Element boundary entries:
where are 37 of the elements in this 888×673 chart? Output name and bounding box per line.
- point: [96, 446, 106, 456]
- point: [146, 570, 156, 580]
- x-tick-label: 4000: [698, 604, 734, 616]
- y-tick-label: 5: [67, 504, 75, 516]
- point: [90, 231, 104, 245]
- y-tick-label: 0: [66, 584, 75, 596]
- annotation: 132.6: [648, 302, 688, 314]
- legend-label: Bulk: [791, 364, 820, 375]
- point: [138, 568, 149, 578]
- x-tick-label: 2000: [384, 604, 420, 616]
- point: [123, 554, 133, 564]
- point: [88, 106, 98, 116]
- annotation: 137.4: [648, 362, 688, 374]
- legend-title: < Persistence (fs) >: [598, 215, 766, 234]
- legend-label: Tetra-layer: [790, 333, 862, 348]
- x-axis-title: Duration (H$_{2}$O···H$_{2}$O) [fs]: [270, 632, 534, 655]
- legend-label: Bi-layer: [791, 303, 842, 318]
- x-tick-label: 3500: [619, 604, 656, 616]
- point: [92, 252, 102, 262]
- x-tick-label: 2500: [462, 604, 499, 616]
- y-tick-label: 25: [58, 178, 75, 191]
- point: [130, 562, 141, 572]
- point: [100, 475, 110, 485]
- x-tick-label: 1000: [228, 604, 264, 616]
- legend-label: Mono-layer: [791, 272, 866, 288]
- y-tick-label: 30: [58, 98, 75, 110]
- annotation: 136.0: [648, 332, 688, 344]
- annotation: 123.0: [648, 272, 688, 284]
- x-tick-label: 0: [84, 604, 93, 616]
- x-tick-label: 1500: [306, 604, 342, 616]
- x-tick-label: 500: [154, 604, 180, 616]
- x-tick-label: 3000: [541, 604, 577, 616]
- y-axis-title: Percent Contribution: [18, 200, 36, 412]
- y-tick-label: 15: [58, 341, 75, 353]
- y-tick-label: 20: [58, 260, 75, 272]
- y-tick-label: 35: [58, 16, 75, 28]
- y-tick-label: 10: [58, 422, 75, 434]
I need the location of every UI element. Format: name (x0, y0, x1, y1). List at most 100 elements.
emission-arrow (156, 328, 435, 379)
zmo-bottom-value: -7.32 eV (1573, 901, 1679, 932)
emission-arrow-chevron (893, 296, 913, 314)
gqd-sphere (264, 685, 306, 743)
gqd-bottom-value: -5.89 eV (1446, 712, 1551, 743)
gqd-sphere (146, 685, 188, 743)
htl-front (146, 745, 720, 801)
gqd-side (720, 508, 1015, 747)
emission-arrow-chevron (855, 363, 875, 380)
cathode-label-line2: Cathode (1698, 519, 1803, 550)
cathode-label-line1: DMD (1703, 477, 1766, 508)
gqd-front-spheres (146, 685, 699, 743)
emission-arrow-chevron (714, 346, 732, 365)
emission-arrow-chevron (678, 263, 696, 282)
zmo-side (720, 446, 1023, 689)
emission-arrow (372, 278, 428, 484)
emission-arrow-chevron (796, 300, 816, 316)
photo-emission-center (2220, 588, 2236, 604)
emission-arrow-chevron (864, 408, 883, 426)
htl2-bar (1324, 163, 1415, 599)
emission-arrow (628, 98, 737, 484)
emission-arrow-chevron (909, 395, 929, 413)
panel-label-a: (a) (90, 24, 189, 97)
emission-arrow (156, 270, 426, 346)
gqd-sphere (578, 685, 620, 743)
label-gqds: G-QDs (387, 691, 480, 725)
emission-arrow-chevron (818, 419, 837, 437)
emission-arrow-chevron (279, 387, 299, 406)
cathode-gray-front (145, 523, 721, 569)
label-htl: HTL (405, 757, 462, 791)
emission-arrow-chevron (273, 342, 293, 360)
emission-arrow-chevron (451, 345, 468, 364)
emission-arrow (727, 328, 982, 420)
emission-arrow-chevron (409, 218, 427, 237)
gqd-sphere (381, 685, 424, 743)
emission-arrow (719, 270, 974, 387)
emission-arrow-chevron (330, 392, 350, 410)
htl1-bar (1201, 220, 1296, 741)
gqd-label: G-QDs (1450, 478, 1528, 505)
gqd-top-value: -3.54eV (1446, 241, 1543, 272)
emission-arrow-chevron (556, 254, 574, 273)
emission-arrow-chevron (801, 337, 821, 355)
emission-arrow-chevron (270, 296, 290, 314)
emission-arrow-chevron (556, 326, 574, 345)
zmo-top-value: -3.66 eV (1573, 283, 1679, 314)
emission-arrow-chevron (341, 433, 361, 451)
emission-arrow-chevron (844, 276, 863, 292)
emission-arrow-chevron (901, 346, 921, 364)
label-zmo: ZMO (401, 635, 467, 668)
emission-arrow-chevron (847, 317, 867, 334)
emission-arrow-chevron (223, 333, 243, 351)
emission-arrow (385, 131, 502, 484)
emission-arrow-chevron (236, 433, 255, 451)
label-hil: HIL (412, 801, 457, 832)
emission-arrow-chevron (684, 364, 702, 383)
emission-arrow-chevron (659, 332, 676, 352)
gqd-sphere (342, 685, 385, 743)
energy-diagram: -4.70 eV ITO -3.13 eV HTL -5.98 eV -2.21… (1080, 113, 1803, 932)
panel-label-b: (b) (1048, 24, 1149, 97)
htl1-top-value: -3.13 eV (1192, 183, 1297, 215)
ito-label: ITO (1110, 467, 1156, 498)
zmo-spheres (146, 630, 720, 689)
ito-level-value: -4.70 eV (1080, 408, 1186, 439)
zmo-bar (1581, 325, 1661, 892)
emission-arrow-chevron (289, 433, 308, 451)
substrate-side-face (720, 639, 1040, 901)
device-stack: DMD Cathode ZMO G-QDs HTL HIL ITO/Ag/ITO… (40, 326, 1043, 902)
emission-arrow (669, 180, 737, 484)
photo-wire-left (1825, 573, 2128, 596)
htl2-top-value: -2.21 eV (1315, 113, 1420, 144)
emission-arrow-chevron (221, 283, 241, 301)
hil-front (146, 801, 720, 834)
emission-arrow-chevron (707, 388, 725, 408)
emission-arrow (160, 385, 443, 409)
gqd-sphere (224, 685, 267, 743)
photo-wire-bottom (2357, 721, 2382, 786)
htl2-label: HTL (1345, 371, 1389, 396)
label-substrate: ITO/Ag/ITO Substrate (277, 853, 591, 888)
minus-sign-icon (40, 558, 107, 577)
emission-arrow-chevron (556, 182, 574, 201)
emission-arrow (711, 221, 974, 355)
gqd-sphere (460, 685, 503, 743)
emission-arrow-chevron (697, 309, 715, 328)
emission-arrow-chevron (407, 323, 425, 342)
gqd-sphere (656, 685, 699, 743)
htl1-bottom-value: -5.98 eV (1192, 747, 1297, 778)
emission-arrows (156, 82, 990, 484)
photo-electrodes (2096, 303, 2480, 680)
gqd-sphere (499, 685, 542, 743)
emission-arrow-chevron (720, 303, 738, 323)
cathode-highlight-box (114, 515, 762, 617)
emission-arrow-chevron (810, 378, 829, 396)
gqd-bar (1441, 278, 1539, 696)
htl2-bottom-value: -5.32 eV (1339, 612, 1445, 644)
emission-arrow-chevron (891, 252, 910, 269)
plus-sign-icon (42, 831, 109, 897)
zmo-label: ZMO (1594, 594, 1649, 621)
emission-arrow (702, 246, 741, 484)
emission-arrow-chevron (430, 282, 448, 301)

** The problem **
Pull out every line of the entries above that contains the string "layer", copying each line in full. Case counts.

** Completed exercise **
- legend-label: Tetra-layer: [790, 333, 862, 348]
- legend-label: Bi-layer: [791, 303, 842, 318]
- legend-label: Mono-layer: [791, 272, 866, 288]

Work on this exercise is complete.